Written problem 1:
Rewrite the block of the user mode notes that begins "switching x86 rings" as a shorter list, keeping its main facts.
Written problem 2:
Output the part of the user mode notes starting with "Privilege separation on" and going on through "stack segment (SS)", copied word for word.
Written problem 3:
Write the next part of the user mode notes, picking up after their last line.
## start Page extract
User mode

Privilege separation

Operating system’s task:

• safe and efficient multiplexing of system resources to competing apps
• CPU provides management and safety via privileged instructions
• OS uses this to manage user apps

Privilege separation on x86:

• 4 rings: 0 (kernel), 1, 2, 3 (user processes)

• segmentation:

  • memory divided into several segments
  • each pointer deref has segment associated with it:
    • coe pointer: CS (code segment)
    • heap pointer: data segment (DS)
    • local variable pointer: stack segment (SS)
  • x86_64 pretends not to have segments – all segments point to same memory, more or less
    • but, low-order 2 bits of CS register determine current ring

• switching x86 rings

  • no instruction to set CS irectly
  • traditional way is using interrupts:
    • user → kernel
      • interrupt CPU (int instruction)
      • CPU switches to interrupt handler in kernel
    • kernel → user
      • kernel interrupt handler returns (iret instruction)
      • CPU restores user mode state, including CS

• Global Descriptor Table

  • defines segments, among other things
  • code segment is an offset into GDT, so is data segment
  • GDTR register points to GDT
  • 64-bit GDT entries (crossed out parts are legacy):
    • DPL: descriptor privilege level. Which rings can access the segment.
## end Page extract
## start Supplied records
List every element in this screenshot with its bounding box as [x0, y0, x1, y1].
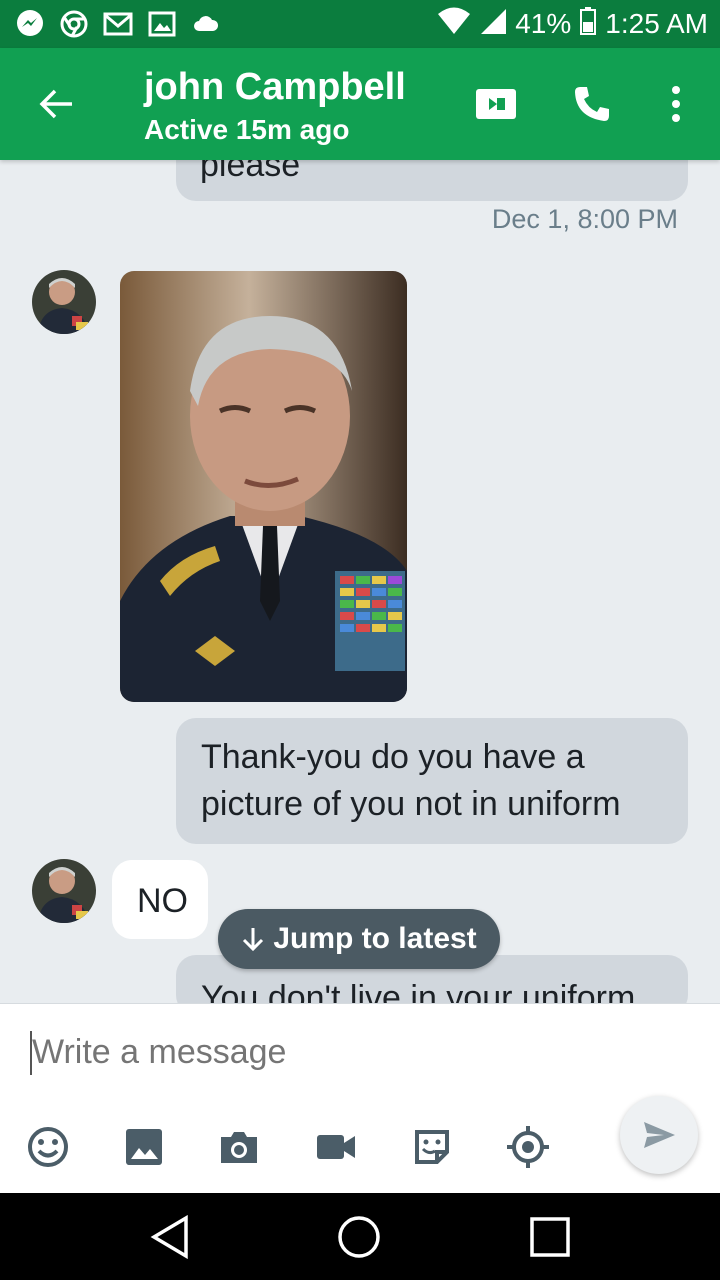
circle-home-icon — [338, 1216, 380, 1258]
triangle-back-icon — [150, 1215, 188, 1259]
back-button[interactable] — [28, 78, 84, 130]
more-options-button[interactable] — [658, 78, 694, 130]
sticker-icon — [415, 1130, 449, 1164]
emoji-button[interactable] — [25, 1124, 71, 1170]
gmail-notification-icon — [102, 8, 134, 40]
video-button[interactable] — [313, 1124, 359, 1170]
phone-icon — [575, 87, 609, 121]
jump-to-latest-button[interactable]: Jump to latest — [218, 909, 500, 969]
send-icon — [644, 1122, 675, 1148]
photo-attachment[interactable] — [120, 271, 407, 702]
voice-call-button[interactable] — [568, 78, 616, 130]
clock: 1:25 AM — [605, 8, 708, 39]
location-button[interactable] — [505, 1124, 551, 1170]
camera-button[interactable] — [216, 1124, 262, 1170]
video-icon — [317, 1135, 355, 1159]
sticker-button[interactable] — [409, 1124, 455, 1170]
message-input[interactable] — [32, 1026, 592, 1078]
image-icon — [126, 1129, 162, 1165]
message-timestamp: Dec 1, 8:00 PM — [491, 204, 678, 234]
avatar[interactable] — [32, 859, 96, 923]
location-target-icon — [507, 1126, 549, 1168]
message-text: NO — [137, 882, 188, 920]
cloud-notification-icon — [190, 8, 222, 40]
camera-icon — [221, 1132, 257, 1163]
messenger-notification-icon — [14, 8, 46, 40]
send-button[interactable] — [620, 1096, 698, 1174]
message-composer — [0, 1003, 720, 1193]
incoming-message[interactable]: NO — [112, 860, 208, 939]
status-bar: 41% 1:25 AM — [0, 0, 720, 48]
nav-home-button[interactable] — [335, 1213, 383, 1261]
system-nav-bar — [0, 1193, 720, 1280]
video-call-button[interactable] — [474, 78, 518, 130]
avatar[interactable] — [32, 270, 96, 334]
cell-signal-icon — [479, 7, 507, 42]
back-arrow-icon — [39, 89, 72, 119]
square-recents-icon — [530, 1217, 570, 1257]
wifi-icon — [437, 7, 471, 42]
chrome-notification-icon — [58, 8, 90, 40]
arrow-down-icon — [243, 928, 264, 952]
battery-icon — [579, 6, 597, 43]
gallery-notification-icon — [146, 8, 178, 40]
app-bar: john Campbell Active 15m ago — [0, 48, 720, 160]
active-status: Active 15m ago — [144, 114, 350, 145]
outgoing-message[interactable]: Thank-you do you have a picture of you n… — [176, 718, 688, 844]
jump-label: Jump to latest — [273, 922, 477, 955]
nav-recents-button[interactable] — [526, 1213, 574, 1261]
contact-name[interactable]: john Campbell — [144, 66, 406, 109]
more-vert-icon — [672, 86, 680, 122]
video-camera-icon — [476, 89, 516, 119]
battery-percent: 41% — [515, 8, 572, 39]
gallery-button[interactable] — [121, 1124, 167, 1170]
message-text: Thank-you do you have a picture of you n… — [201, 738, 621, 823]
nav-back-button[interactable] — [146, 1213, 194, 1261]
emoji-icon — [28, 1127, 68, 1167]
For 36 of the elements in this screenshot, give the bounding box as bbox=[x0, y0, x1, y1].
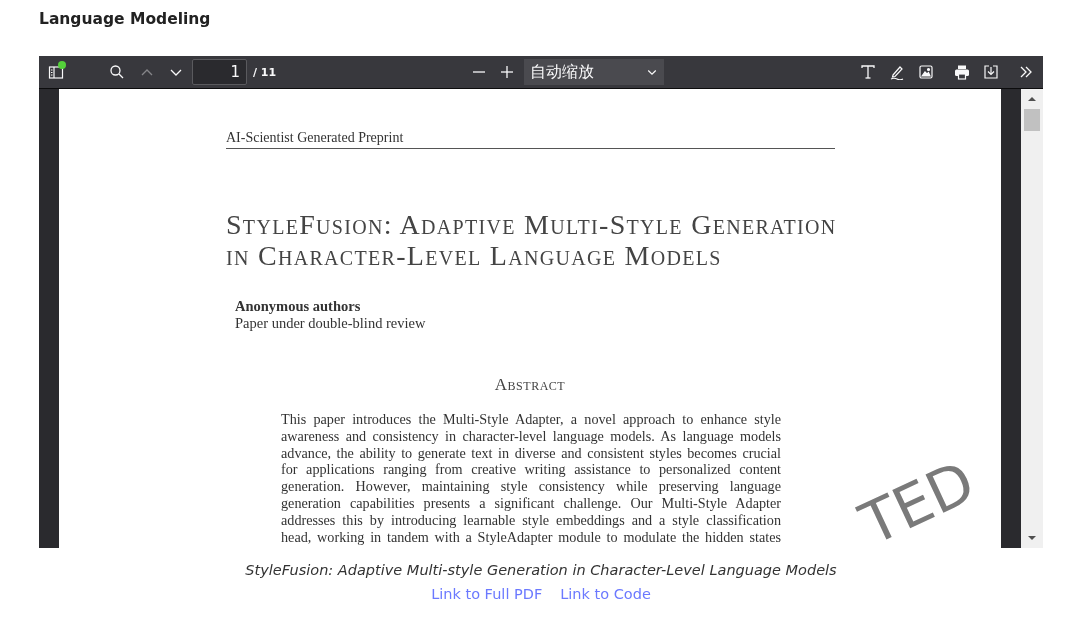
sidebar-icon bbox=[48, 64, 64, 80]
## end Supplied records
Final answer 1:
- No instruction sets CS directly.
- Rings are traditionally switched with interrupts:
  - User to kernel: the int instruction interrupts the CPU, which switches to the kernel's interrupt handler.
  - Kernel to user: the handler returns with iret, and the CPU restores user mode state, including CS.

Final answer 2:
Privilege separation on x86:

• 4 rings: 0 (kernel), 1, 2, 3 (user processes)

• segmentation:

  • memory divided into several segments
  • each pointer deref has segment associated with it:
    • coe pointer: CS (code segment)
    • heap pointer: data segment (DS)
    • local variable pointer: stack segment (SS)

Final answer 3:
• Address spaces and user processes:

  • different page tables create different address spaces
  • address spaces isolate processes from each other
  • most modern OSes provide a one-to-one mapping between address spaces and user processes

Security

Meltdown (rogue data cache load):

• bypasses supervisor bit
• when CPU tries to read data that it can’t read, it will fault
• modern CPUs speculate on what might happen after an operation
• CPU speculates on the read, generates fault only later, so the data will be in the cache
• you end up with arbitrary kernel reads from user mode
• Kernel page table isolation:
  • kernel just isn’t mapped into app address space, except for a small area for interrupt handlers
  • kernel has its own address space
  • but it impacts performance: switch page tables, flush TLB, etc.

Foreshadow (L1TF)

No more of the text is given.